[Dataset rows]
□ □ □ □ □ □ □

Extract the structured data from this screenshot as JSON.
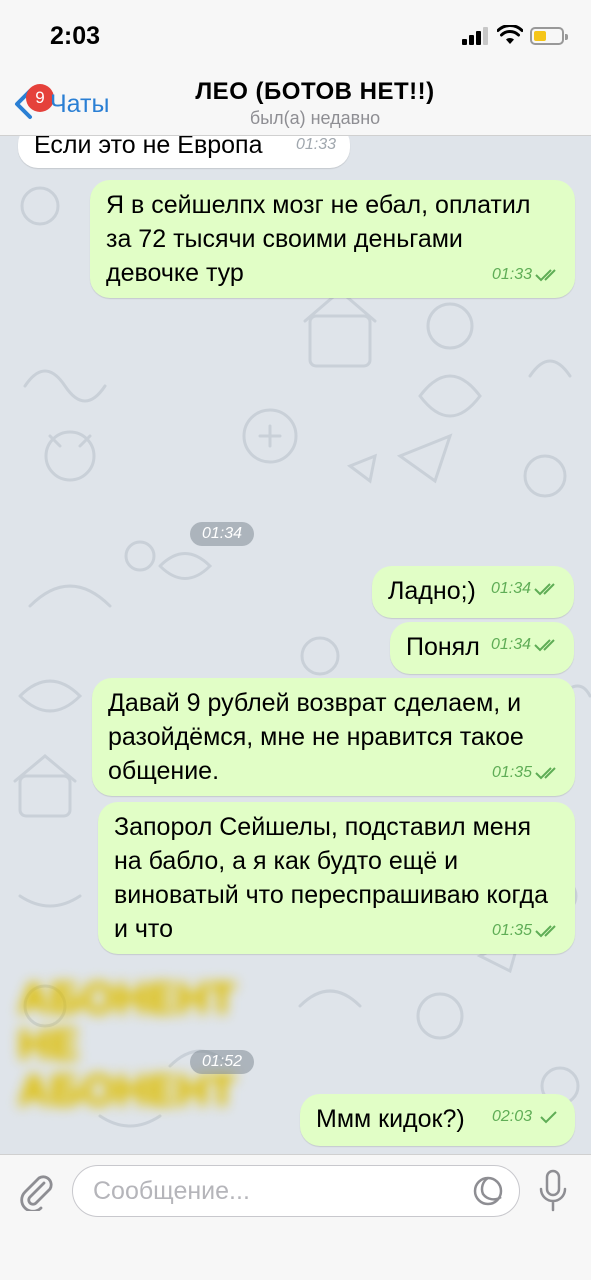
{
  "status_bar": {
    "time": "2:03"
  },
  "header": {
    "back_label": "Чаты",
    "unread_badge": "9",
    "title": "ЛЕО (БОТОВ НЕТ!!)",
    "subtitle": "был(а) недавно"
  },
  "messages": [
    {
      "direction": "in",
      "text": "Если это не Европа",
      "time": "01:33"
    },
    {
      "direction": "out",
      "text": "Я в сейшелпх мозг не ебал, оплатил за 72 тысячи своими деньгами девочке тур",
      "time": "01:33"
    },
    {
      "direction": "system",
      "text": "01:34"
    },
    {
      "direction": "out",
      "text": "Ладно;)",
      "time": "01:34"
    },
    {
      "direction": "out",
      "text": "Понял",
      "time": "01:34"
    },
    {
      "direction": "out",
      "text": "Давай 9 рублей возврат сделаем, и разойдёмся, мне не нравится такое общение.",
      "time": "01:35"
    },
    {
      "direction": "out",
      "text": "Запорол Сейшелы, подставил меня на бабло, а я как будто ещё и виноватый что переспрашиваю когда и что",
      "time": "01:35"
    },
    {
      "direction": "system",
      "text": "01:52",
      "media_text": [
        "АБОНЕНТ",
        "НЕ АБОНЕНТ"
      ]
    },
    {
      "direction": "out",
      "text": "Ммм кидок?)",
      "time": "02:03"
    }
  ],
  "input": {
    "placeholder": "Сообщение..."
  },
  "colors": {
    "outgoing_bubble": "#e1fec6",
    "incoming_bubble": "#ffffff",
    "accent": "#2a7fd4",
    "read_check": "#5fad56",
    "badge": "#e5413b",
    "chat_background": "#dfe4ea"
  },
  "icons": [
    "back-chevron-icon",
    "signal-icon",
    "wifi-icon",
    "battery-icon",
    "double-check-icon",
    "attach-icon",
    "sticker-icon",
    "microphone-icon"
  ]
}
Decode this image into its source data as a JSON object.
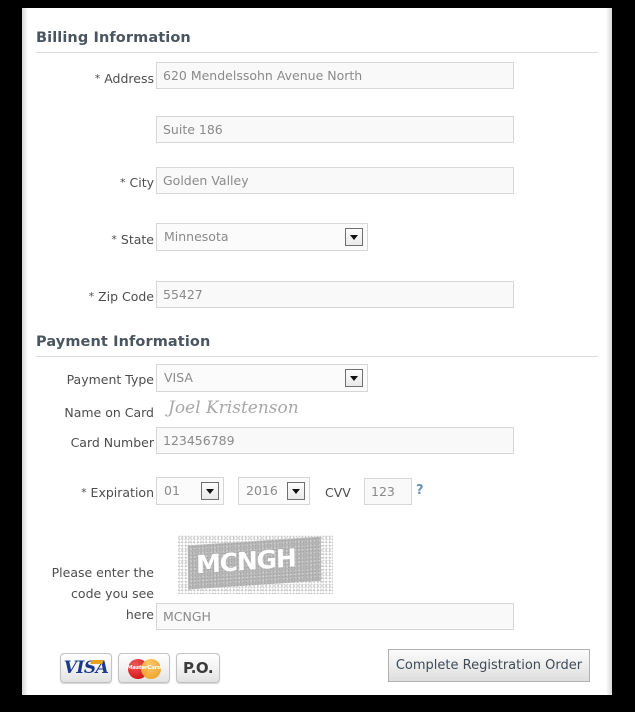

□ □ □ □ □ □ □

Extract every line of the records above that contains the word "this".

_REPLY_.
Extract the structured data from this screenshot as JSON.
Decode this image into its source data as a JSON object.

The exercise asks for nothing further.